Instruction: Rewrite all of the items below, changing every "y-tick-label" to "y-axis-tick" and keeping everything else the same. Leave the pictures out of your answer.

Exercise input:

# # # # #

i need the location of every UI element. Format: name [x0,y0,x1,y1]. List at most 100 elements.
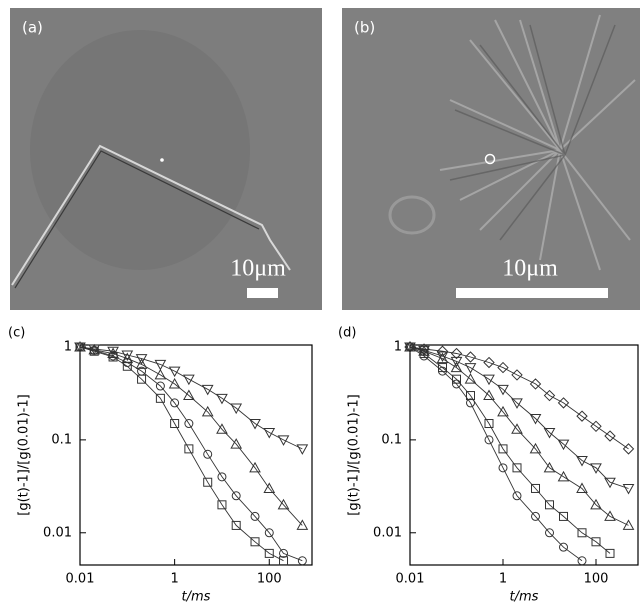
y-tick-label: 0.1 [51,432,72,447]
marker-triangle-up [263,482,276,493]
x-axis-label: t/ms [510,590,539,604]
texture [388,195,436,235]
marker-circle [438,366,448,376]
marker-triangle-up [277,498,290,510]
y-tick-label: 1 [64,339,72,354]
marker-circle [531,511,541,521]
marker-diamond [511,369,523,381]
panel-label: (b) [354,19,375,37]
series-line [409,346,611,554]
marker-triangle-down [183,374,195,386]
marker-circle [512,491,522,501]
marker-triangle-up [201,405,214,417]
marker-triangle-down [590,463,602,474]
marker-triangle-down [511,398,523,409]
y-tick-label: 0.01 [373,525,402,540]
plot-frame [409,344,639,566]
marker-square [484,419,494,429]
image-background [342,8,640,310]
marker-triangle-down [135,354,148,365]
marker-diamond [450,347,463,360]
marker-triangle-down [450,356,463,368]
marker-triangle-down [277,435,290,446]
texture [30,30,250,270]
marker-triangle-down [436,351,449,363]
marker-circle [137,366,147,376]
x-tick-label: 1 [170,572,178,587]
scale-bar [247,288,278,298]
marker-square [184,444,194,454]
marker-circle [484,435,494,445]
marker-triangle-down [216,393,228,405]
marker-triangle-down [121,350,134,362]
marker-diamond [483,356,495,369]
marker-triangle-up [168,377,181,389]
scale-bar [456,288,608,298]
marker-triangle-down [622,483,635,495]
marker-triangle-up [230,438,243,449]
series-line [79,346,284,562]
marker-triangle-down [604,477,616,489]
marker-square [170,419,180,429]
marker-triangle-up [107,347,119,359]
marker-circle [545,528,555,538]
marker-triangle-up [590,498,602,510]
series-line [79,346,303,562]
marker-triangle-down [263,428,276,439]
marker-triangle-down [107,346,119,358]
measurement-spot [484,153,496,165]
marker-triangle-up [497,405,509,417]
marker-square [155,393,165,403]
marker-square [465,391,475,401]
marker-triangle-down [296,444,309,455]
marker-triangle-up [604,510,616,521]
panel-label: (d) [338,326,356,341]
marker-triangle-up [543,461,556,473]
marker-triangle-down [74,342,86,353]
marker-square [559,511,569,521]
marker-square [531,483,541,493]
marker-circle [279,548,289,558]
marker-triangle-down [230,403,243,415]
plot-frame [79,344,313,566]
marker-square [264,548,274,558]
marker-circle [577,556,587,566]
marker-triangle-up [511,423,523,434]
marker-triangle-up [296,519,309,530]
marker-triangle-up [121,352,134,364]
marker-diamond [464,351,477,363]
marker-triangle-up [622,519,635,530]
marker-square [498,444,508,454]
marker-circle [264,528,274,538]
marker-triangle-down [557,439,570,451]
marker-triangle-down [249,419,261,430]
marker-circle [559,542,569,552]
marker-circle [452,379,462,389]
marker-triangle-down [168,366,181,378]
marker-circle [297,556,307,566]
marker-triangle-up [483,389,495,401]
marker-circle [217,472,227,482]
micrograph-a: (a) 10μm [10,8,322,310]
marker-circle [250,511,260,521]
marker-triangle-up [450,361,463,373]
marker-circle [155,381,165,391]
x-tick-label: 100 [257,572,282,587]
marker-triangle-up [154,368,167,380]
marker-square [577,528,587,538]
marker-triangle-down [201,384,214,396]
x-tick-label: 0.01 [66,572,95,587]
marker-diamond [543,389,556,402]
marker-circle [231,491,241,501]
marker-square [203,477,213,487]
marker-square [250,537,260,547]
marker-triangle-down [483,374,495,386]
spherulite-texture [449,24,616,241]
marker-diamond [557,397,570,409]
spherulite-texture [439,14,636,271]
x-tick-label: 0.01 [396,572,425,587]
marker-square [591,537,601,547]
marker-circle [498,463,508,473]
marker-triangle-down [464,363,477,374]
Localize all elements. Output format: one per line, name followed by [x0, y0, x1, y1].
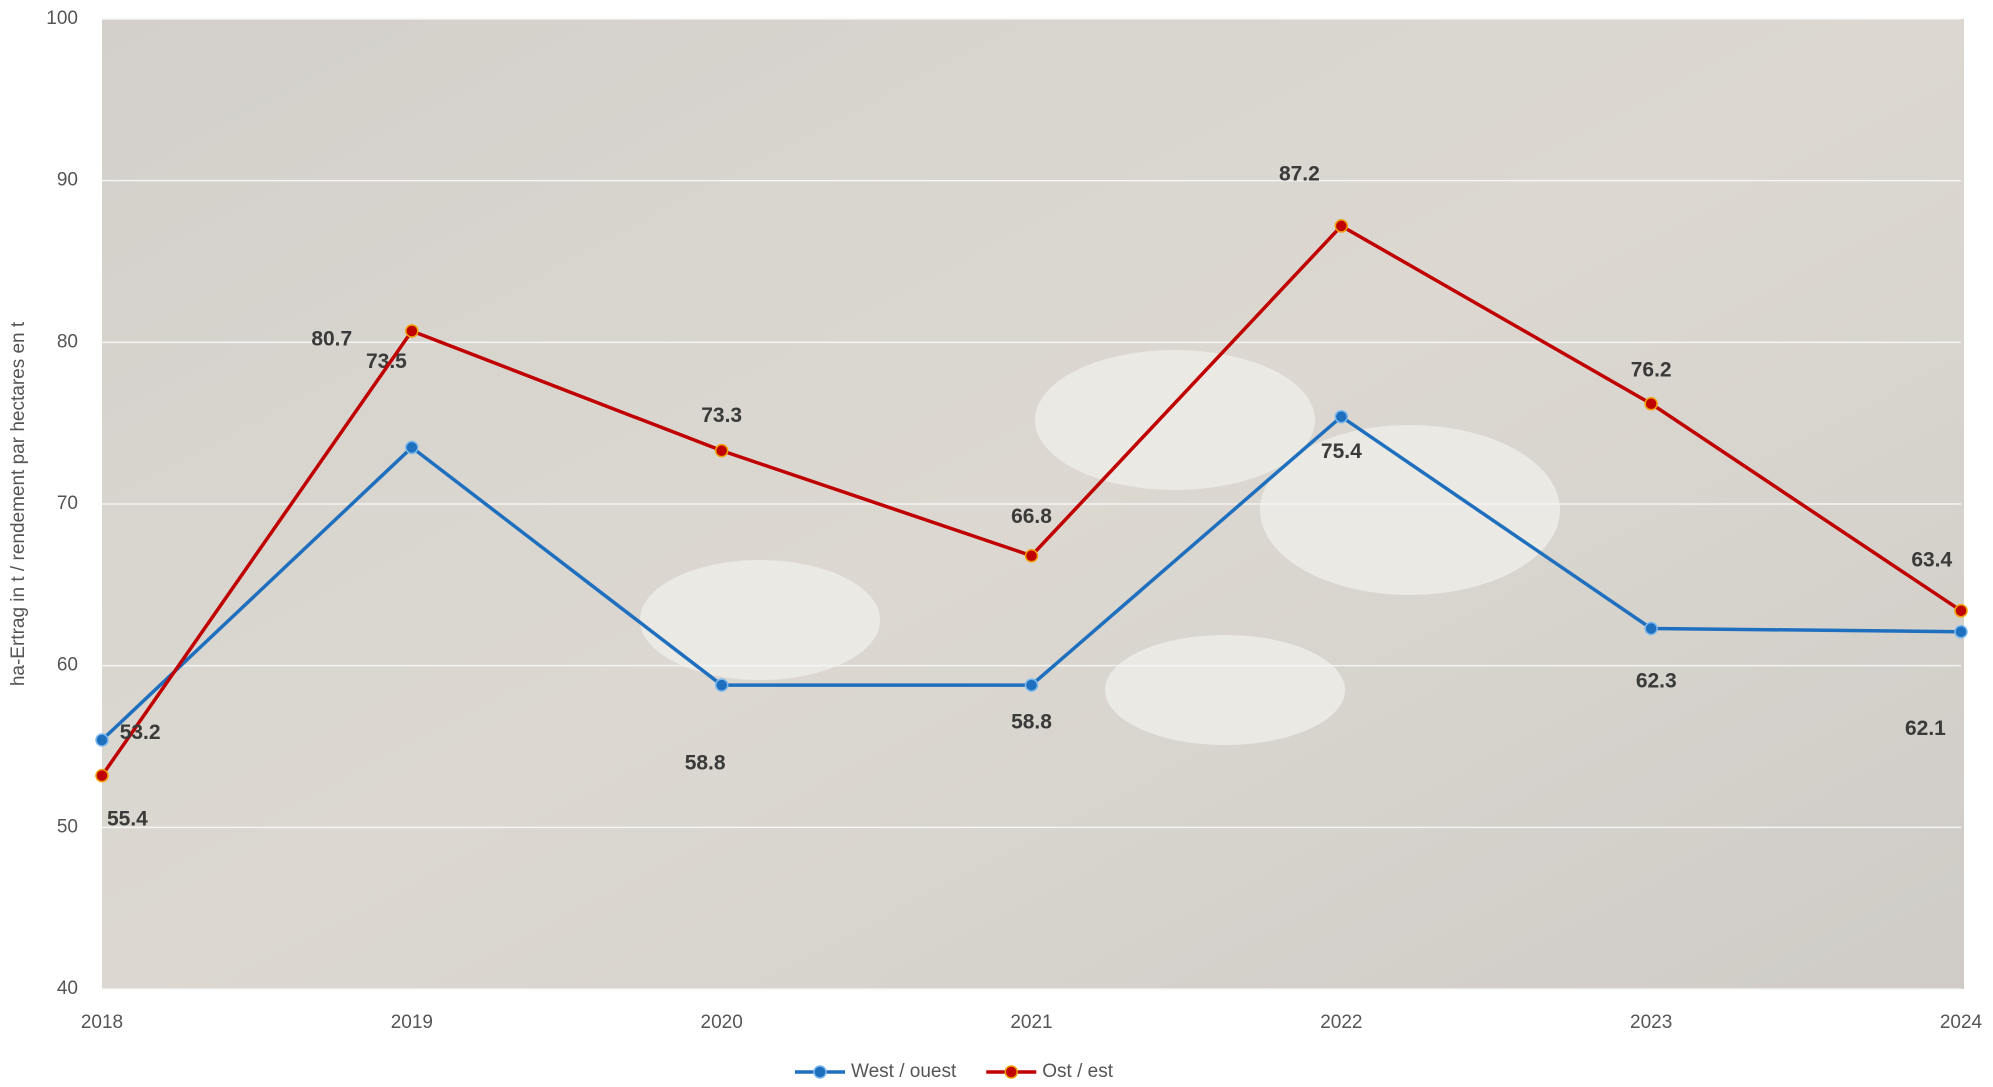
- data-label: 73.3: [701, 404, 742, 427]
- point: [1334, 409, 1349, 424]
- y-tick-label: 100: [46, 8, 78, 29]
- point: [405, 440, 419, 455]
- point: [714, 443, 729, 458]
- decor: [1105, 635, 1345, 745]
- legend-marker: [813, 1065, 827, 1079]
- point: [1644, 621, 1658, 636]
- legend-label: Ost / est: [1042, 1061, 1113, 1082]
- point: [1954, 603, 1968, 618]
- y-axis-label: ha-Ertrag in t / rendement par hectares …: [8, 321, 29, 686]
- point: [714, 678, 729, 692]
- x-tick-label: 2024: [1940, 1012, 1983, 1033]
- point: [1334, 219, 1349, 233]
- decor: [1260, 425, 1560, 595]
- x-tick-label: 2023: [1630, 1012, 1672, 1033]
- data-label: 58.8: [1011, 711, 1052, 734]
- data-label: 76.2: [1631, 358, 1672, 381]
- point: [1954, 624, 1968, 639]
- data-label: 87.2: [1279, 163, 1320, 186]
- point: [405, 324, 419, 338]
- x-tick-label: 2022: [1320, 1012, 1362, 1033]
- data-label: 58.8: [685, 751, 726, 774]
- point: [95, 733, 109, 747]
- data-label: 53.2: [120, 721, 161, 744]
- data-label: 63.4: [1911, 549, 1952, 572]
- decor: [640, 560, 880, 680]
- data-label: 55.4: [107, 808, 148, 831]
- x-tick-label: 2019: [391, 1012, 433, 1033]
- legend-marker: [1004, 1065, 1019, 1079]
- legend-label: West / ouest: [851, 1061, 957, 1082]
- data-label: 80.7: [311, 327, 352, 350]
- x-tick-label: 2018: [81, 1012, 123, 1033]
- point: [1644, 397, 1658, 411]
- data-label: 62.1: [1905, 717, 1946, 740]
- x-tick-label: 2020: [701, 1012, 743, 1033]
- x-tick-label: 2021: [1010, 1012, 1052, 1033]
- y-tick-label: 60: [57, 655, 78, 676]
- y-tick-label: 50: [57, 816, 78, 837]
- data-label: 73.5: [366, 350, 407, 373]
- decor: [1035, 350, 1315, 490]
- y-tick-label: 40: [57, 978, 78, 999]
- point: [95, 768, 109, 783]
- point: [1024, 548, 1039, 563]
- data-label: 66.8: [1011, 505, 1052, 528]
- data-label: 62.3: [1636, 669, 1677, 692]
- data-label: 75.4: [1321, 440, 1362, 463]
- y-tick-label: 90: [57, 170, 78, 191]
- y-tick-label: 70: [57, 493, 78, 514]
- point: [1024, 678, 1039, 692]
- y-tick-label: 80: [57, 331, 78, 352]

# # # # #

Final result:
i need the location of every UI element. Format: name [x0,y0,x1,y1]. List at most 100 elements.
y-axis-tick: 0.1 [51,432,72,447]
marker-triangle-up [263,482,276,493]
x-axis-label: t/ms [510,590,539,604]
texture [388,195,436,235]
marker-circle [438,366,448,376]
marker-triangle-up [277,498,290,510]
y-axis-tick: 1 [64,339,72,354]
marker-circle [531,511,541,521]
marker-diamond [511,369,523,381]
panel-label: (b) [354,19,375,37]
series-line [409,346,611,554]
marker-triangle-down [183,374,195,386]
marker-circle [512,491,522,501]
marker-triangle-up [201,405,214,417]
marker-triangle-down [590,463,602,474]
marker-triangle-down [511,398,523,409]
y-axis-tick: 0.01 [373,525,402,540]
plot-frame [409,344,639,566]
marker-square [484,419,494,429]
image-background [342,8,640,310]
marker-triangle-down [135,354,148,365]
marker-diamond [450,347,463,360]
marker-triangle-down [450,356,463,368]
marker-triangle-down [277,435,290,446]
texture [30,30,250,270]
marker-triangle-down [436,351,449,363]
marker-circle [137,366,147,376]
x-tick-label: 1 [170,572,178,587]
scale-bar [247,288,278,298]
marker-square [184,444,194,454]
marker-circle [484,435,494,445]
marker-triangle-down [216,393,228,405]
marker-triangle-down [121,350,134,362]
marker-diamond [483,356,495,369]
marker-triangle-up [168,377,181,389]
scale-bar [456,288,608,298]
marker-triangle-down [622,483,635,495]
marker-triangle-up [230,438,243,449]
series-line [79,346,284,562]
marker-triangle-down [604,477,616,489]
marker-square [170,419,180,429]
marker-triangle-up [107,347,119,359]
marker-circle [545,528,555,538]
marker-triangle-up [590,498,602,510]
series-line [79,346,303,562]
marker-triangle-down [263,428,276,439]
marker-triangle-down [107,346,119,358]
measurement-spot [484,153,496,165]
marker-triangle-up [497,405,509,417]
marker-square [155,393,165,403]
marker-square [465,391,475,401]
marker-triangle-down [296,444,309,455]
marker-triangle-up [604,510,616,521]
panel-label: (d) [338,326,356,341]
marker-triangle-up [543,461,556,473]
marker-triangle-down [74,342,86,353]
marker-square [559,511,569,521]
marker-square [531,483,541,493]
marker-circle [279,548,289,558]
marker-triangle-down [230,403,243,415]
plot-frame [79,344,313,566]
marker-square [264,548,274,558]
marker-circle [577,556,587,566]
marker-triangle-up [511,423,523,434]
marker-triangle-up [296,519,309,530]
marker-triangle-up [121,352,134,364]
marker-diamond [464,351,477,363]
marker-triangle-up [622,519,635,530]
marker-square [498,444,508,454]
marker-circle [264,528,274,538]
marker-triangle-down [557,439,570,451]
marker-triangle-down [249,419,261,430]
marker-circle [559,542,569,552]
marker-circle [452,379,462,389]
marker-triangle-down [168,366,181,378]
marker-circle [297,556,307,566]
marker-triangle-up [483,389,495,401]
marker-circle [217,472,227,482]
micrograph-a: (a) 10μm [10,8,322,310]
marker-circle [250,511,260,521]
marker-triangle-up [450,361,463,373]
marker-circle [155,381,165,391]
x-tick-label: 100 [257,572,282,587]
marker-triangle-up [154,368,167,380]
marker-square [577,528,587,538]
marker-triangle-down [201,384,214,396]
x-tick-label: 0.01 [66,572,95,587]
marker-diamond [543,389,556,402]
marker-circle [231,491,241,501]
marker-square [203,477,213,487]
marker-square [250,537,260,547]
marker-triangle-down [483,374,495,386]
spherulite-texture [449,24,616,241]
marker-diamond [557,397,570,409]
spherulite-texture [439,14,636,271]
x-tick-label: 0.01 [396,572,425,587]
marker-square [591,537,601,547]
marker-circle [498,463,508,473]
marker-triangle-down [464,363,477,374]
Localize all elements. Output format: one per line, name followed by [x0, y0, x1, y1].
- data-label: 73.3: [701, 404, 742, 427]
- point: [1334, 409, 1349, 424]
- y-axis-tick: 100: [46, 8, 78, 29]
- point: [405, 440, 419, 455]
- point: [714, 443, 729, 458]
- decor: [1105, 635, 1345, 745]
- legend-marker: [813, 1065, 827, 1079]
- point: [1644, 621, 1658, 636]
- legend-label: Ost / est: [1042, 1061, 1113, 1082]
- point: [1954, 603, 1968, 618]
- y-axis-label: ha-Ertrag in t / rendement par hectares …: [8, 321, 29, 686]
- point: [714, 678, 729, 692]
- x-tick-label: 2024: [1940, 1012, 1983, 1033]
- point: [1334, 219, 1349, 233]
- decor: [1260, 425, 1560, 595]
- x-tick-label: 2023: [1630, 1012, 1672, 1033]
- data-label: 58.8: [1011, 711, 1052, 734]
- data-label: 76.2: [1631, 358, 1672, 381]
- point: [1954, 624, 1968, 639]
- data-label: 87.2: [1279, 163, 1320, 186]
- point: [405, 324, 419, 338]
- x-tick-label: 2022: [1320, 1012, 1362, 1033]
- data-label: 58.8: [685, 751, 726, 774]
- point: [95, 733, 109, 747]
- data-label: 53.2: [120, 721, 161, 744]
- data-label: 63.4: [1911, 549, 1952, 572]
- decor: [640, 560, 880, 680]
- data-label: 55.4: [107, 808, 148, 831]
- x-tick-label: 2019: [391, 1012, 433, 1033]
- legend-marker: [1004, 1065, 1019, 1079]
- legend-label: West / ouest: [851, 1061, 957, 1082]
- data-label: 80.7: [311, 327, 352, 350]
- x-tick-label: 2018: [81, 1012, 123, 1033]
- point: [1644, 397, 1658, 411]
- data-label: 62.1: [1905, 717, 1946, 740]
- x-tick-label: 2020: [701, 1012, 743, 1033]
- x-tick-label: 2021: [1010, 1012, 1052, 1033]
- y-axis-tick: 60: [57, 655, 78, 676]
- y-axis-tick: 50: [57, 816, 78, 837]
- data-label: 73.5: [366, 350, 407, 373]
- decor: [1035, 350, 1315, 490]
- y-axis-tick: 40: [57, 978, 78, 999]
- point: [95, 768, 109, 783]
- point: [1024, 548, 1039, 563]
- data-label: 66.8: [1011, 505, 1052, 528]
- data-label: 62.3: [1636, 669, 1677, 692]
- data-label: 75.4: [1321, 440, 1362, 463]
- y-axis-tick: 90: [57, 170, 78, 191]
- y-axis-tick: 70: [57, 493, 78, 514]
- point: [1024, 678, 1039, 692]
- y-axis-tick: 80: [57, 331, 78, 352]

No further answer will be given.